* EXERCISE REQUIREMENTS *
Which of the lines below hold "text"? Please return each one.

--- MATERIAL PROVIDED Enclosed Below ---

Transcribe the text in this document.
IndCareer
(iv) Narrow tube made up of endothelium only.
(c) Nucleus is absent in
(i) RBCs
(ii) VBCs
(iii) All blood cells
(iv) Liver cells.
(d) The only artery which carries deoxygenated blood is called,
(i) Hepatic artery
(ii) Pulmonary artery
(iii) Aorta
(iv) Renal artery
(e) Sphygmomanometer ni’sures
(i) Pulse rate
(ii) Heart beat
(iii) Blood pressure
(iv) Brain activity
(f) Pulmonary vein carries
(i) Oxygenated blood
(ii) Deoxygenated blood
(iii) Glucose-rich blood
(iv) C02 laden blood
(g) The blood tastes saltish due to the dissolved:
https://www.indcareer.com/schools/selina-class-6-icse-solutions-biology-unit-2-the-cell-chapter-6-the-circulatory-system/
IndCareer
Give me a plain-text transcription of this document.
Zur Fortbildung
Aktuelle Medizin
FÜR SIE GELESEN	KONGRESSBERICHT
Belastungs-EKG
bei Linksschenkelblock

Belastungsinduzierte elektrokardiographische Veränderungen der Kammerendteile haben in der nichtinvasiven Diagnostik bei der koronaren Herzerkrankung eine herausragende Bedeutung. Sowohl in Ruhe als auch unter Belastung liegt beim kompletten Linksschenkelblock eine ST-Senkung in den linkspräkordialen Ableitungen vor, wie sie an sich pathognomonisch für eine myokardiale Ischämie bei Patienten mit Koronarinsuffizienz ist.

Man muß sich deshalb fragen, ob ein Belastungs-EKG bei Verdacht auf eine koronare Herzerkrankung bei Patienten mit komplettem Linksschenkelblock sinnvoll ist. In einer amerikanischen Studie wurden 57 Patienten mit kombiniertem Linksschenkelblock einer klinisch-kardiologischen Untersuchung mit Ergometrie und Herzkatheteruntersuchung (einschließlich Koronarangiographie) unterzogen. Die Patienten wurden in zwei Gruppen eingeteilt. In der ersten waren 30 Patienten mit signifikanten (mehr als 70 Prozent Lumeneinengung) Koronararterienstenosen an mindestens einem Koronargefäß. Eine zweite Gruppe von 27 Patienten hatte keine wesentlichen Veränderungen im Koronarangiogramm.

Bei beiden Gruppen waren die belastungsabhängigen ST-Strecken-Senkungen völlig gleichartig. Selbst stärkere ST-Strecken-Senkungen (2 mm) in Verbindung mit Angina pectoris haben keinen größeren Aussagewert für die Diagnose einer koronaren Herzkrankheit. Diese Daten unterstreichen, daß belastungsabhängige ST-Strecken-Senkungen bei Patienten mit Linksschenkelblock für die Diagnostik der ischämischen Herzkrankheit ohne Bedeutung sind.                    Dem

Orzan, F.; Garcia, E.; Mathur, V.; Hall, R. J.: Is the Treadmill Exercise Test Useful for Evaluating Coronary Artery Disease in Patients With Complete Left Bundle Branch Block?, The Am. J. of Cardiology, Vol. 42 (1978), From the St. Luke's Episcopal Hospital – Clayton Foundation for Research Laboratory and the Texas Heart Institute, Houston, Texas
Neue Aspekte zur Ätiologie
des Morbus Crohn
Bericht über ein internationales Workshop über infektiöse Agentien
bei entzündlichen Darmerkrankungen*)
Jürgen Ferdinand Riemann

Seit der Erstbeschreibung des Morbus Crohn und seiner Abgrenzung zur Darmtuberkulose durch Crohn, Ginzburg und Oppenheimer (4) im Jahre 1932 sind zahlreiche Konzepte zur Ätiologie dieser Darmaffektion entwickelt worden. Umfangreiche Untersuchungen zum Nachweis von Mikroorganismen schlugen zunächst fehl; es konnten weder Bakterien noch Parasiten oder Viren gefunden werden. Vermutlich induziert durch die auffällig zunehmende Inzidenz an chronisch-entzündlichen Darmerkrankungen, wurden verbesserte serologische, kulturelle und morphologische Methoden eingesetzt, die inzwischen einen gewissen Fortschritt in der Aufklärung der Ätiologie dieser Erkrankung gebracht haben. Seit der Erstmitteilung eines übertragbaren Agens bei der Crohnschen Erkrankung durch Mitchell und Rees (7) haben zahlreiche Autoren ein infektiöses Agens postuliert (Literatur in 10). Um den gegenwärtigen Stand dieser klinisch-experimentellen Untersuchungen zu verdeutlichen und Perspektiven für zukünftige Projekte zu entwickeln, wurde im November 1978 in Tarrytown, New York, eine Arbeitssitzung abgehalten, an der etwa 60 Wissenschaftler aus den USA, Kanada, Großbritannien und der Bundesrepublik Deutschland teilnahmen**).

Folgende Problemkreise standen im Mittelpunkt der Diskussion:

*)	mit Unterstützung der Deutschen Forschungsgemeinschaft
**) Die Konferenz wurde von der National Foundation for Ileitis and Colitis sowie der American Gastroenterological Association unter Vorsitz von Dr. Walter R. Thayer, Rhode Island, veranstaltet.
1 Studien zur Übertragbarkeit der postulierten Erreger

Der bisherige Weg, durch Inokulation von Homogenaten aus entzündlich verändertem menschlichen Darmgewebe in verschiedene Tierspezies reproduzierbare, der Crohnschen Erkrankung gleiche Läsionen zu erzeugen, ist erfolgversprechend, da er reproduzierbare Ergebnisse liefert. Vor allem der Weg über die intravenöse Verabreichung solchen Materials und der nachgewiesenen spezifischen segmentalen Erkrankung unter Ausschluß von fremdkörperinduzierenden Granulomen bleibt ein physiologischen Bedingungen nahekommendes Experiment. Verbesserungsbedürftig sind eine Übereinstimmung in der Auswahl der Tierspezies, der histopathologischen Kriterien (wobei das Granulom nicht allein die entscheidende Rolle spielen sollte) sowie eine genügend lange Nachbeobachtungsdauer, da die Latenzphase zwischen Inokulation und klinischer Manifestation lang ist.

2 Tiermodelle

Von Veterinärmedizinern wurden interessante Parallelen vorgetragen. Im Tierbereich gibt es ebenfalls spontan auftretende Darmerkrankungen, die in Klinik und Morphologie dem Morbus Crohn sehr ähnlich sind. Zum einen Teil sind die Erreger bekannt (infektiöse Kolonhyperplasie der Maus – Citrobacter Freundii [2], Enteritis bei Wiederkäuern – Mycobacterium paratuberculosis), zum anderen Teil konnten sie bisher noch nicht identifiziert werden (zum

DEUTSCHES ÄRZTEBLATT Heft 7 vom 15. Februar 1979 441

--- End of Enclosed MATERIAL PROVIDED ---

* ANSWER *
Transcribe the text in this document.
Give me a plain-text transcription of this document.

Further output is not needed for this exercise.